- Source passage:
-- start --

Thus, to survive screening, a civil rights complaint must "contain sufficient factual matter, accepted as true, to state a claim to relief that is plausible on its face." Nordstrom v. Ryan, 762 F.3d 903, 908 (9th Cir. 2014) (citations and quotation marks omitted). A claim is "plausible" when the facts alleged in the complaint would support a reasonable inference that the plaintiff is entitled to relief from a specific defendant for specific misconduct. Iqbal, 556 U.S. at 678 (citation omitted). Allegations that are "merely consistent with" a defendant's liability, or reflect only "the mere possibility of misconduct" do not "show[] that the pleader is entitled to relief" (as required by Fed. R. Civ. P. 8(a)(2)), and thus are insufficient to state a claim that is "plausible on its face." Id. at 678-79 (citations and quotation marks omitted).

-- end --

- Collected data:

-- start --

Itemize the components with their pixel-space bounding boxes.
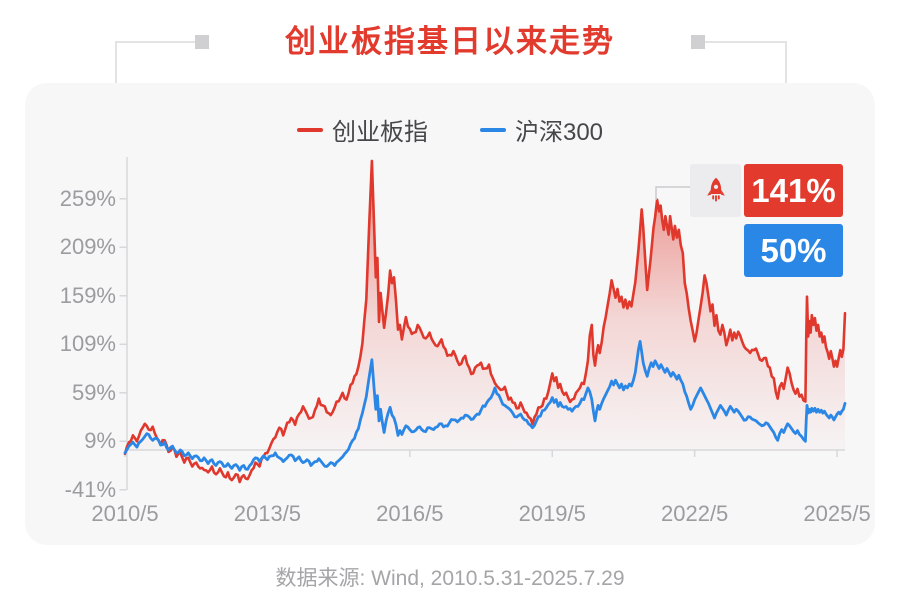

-- end --

- Task objective: Proceed with the passage above on the plausibility standard for screening civil rights complaints, picking up after its final sentence.

- Reply:
Pro se complaints in civil rights cases are liberally construed to give plaintiffs "the benefit of any doubt." Akhtar v. Mesa, 698 F.3d 1202, 1212 (9th Cir. 2012) (citation and internal quotation marks omitted). If a pro se complaint is dismissed for failure to state a claim, the court must "freely grant leave to amend" if it is "at all possible" that the plaintiff could correct pleading deficiencies by alleging different or new facts. Cafasso v. General Dynamics C4 Systems, Inc., 637 F.3d 1047, 1058 (9th Cir. 2011) (citation omitted); Lopez v. Smith, 203 F.3d 1122, 1126-30 (9th Cir. 2000) (en banc) (citation omitted).
III. DISCUSSION
First, plaintiff's failure to name all defendants in the caption of the First Amended Complaint violates Rule 10(a).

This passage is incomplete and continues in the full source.